▶ Exercise materials:
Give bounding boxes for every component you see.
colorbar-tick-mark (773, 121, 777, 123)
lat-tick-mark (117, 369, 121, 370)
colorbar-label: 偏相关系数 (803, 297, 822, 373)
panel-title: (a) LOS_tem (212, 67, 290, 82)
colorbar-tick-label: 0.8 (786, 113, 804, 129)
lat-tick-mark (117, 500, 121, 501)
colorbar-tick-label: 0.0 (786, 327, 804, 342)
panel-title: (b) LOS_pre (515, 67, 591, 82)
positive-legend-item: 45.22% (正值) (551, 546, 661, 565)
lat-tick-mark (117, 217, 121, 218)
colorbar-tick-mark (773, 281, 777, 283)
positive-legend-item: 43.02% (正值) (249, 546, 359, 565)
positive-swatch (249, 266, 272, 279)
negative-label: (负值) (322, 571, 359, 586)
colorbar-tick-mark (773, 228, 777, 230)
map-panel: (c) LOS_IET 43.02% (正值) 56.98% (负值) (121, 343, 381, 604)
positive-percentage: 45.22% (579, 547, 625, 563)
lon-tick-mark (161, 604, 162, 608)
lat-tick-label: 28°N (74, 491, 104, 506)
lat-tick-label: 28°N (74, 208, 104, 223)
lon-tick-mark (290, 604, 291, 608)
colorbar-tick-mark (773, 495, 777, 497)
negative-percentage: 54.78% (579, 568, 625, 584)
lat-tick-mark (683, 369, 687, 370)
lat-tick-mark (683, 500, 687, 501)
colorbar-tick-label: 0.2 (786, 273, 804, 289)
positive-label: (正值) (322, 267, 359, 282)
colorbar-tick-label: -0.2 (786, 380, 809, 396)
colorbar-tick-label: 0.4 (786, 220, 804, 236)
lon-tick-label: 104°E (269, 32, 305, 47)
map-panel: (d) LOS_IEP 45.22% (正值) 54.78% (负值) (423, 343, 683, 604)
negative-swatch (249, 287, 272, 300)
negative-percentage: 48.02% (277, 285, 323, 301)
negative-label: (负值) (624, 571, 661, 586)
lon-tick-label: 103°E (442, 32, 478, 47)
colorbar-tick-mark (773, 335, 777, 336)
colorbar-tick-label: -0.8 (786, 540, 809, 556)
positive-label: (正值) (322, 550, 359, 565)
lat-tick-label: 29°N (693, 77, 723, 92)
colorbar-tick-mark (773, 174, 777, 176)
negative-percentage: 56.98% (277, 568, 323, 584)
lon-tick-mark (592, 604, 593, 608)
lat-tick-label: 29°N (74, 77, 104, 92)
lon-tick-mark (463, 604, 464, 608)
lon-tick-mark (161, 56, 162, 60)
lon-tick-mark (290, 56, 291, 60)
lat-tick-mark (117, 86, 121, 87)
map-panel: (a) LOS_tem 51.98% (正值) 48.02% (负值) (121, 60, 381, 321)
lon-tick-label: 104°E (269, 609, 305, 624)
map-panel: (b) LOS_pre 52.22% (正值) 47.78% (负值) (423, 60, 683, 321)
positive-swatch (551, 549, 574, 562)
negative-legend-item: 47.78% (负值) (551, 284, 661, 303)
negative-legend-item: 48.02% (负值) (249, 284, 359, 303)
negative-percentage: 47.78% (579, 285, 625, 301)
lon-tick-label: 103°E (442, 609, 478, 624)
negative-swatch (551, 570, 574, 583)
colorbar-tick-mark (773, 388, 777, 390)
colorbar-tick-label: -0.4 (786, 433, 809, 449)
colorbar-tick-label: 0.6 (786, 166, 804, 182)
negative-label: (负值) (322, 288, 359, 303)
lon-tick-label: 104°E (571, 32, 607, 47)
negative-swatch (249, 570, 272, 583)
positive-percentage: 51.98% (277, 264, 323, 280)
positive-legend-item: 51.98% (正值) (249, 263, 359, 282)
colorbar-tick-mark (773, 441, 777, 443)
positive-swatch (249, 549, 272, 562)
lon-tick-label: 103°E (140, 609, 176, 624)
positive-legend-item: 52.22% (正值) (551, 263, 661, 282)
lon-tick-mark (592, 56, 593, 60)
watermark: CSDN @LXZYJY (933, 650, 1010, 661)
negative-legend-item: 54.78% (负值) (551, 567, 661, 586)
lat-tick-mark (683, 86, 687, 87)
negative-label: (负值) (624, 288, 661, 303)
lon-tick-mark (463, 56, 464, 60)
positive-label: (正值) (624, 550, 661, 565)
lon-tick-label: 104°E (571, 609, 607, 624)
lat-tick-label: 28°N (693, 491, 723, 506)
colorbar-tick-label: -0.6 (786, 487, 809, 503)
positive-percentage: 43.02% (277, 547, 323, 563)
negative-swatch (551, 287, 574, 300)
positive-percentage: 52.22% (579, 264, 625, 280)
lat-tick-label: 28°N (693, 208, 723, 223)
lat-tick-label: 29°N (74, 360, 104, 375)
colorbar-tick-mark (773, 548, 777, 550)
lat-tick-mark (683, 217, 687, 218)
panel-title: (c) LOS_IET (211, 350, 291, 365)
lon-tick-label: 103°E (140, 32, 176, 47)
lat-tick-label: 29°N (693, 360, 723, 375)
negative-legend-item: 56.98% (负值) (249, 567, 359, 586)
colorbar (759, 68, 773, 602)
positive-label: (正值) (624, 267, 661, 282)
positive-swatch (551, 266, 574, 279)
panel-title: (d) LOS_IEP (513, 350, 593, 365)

▶ Requirement: Could you reproduce all of the entries above word for word?

▶ Written answer:
Give bounding boxes for every component you see.
colorbar-tick-mark (773, 121, 777, 123)
lat-tick-mark (117, 369, 121, 370)
colorbar-label: 偏相关系数 (803, 297, 822, 373)
panel-title: (a) LOS_tem (212, 67, 290, 82)
colorbar-tick-label: 0.8 (786, 113, 804, 129)
lat-tick-mark (117, 500, 121, 501)
colorbar-tick-label: 0.0 (786, 327, 804, 342)
panel-title: (b) LOS_pre (515, 67, 591, 82)
positive-legend-item: 45.22% (正值) (551, 546, 661, 565)
lat-tick-mark (117, 217, 121, 218)
colorbar-tick-mark (773, 281, 777, 283)
positive-legend-item: 43.02% (正值) (249, 546, 359, 565)
positive-swatch (249, 266, 272, 279)
negative-label: (负值) (322, 571, 359, 586)
colorbar-tick-mark (773, 228, 777, 230)
map-panel: (c) LOS_IET 43.02% (正值) 56.98% (负值) (121, 343, 381, 604)
positive-percentage: 45.22% (579, 547, 625, 563)
lon-tick-mark (161, 604, 162, 608)
lat-tick-label: 28°N (74, 491, 104, 506)
lat-tick-label: 28°N (74, 208, 104, 223)
lon-tick-mark (290, 604, 291, 608)
colorbar-tick-mark (773, 495, 777, 497)
negative-percentage: 54.78% (579, 568, 625, 584)
lat-tick-mark (683, 369, 687, 370)
lat-tick-mark (683, 500, 687, 501)
colorbar-tick-label: 0.2 (786, 273, 804, 289)
positive-label: (正值) (322, 267, 359, 282)
colorbar-tick-label: -0.2 (786, 380, 809, 396)
colorbar-tick-label: 0.4 (786, 220, 804, 236)
lon-tick-label: 104°E (269, 32, 305, 47)
map-panel: (d) LOS_IEP 45.22% (正值) 54.78% (负值) (423, 343, 683, 604)
negative-swatch (249, 287, 272, 300)
negative-percentage: 48.02% (277, 285, 323, 301)
negative-label: (负值) (624, 571, 661, 586)
lon-tick-label: 103°E (442, 32, 478, 47)
colorbar-tick-mark (773, 335, 777, 336)
colorbar-tick-label: -0.8 (786, 540, 809, 556)
positive-label: (正值) (322, 550, 359, 565)
lat-tick-label: 29°N (693, 77, 723, 92)
colorbar-tick-mark (773, 174, 777, 176)
negative-percentage: 56.98% (277, 568, 323, 584)
lon-tick-mark (592, 604, 593, 608)
lat-tick-label: 29°N (74, 77, 104, 92)
lon-tick-mark (463, 604, 464, 608)
lon-tick-mark (161, 56, 162, 60)
lon-tick-mark (290, 56, 291, 60)
lat-tick-mark (117, 86, 121, 87)
map-panel: (a) LOS_tem 51.98% (正值) 48.02% (负值) (121, 60, 381, 321)
lon-tick-label: 104°E (269, 609, 305, 624)
map-panel: (b) LOS_pre 52.22% (正值) 47.78% (负值) (423, 60, 683, 321)
positive-swatch (551, 549, 574, 562)
negative-legend-item: 47.78% (负值) (551, 284, 661, 303)
negative-legend-item: 48.02% (负值) (249, 284, 359, 303)
negative-percentage: 47.78% (579, 285, 625, 301)
lon-tick-label: 103°E (442, 609, 478, 624)
negative-swatch (551, 570, 574, 583)
colorbar-tick-mark (773, 388, 777, 390)
colorbar-tick-label: -0.4 (786, 433, 809, 449)
colorbar-tick-label: 0.6 (786, 166, 804, 182)
negative-label: (负值) (322, 288, 359, 303)
lon-tick-label: 104°E (571, 32, 607, 47)
negative-swatch (249, 570, 272, 583)
positive-percentage: 51.98% (277, 264, 323, 280)
positive-legend-item: 51.98% (正值) (249, 263, 359, 282)
colorbar-tick-mark (773, 441, 777, 443)
positive-swatch (249, 549, 272, 562)
lon-tick-label: 103°E (140, 609, 176, 624)
positive-legend-item: 52.22% (正值) (551, 263, 661, 282)
lon-tick-mark (592, 56, 593, 60)
watermark: CSDN @LXZYJY (933, 650, 1010, 661)
negative-legend-item: 54.78% (负值) (551, 567, 661, 586)
lat-tick-mark (683, 86, 687, 87)
negative-label: (负值) (624, 288, 661, 303)
lon-tick-mark (463, 56, 464, 60)
positive-label: (正值) (624, 550, 661, 565)
lon-tick-label: 104°E (571, 609, 607, 624)
lat-tick-label: 28°N (693, 491, 723, 506)
colorbar-tick-label: -0.6 (786, 487, 809, 503)
positive-percentage: 43.02% (277, 547, 323, 563)
negative-swatch (551, 287, 574, 300)
positive-percentage: 52.22% (579, 264, 625, 280)
lat-tick-label: 28°N (693, 208, 723, 223)
lat-tick-label: 29°N (74, 360, 104, 375)
colorbar-tick-mark (773, 548, 777, 550)
lat-tick-mark (683, 217, 687, 218)
panel-title: (c) LOS_IET (211, 350, 291, 365)
lon-tick-label: 103°E (140, 32, 176, 47)
lat-tick-label: 29°N (693, 360, 723, 375)
negative-legend-item: 56.98% (负值) (249, 567, 359, 586)
colorbar (759, 68, 773, 602)
positive-label: (正值) (624, 267, 661, 282)
positive-swatch (551, 266, 574, 279)
panel-title: (d) LOS_IEP (513, 350, 593, 365)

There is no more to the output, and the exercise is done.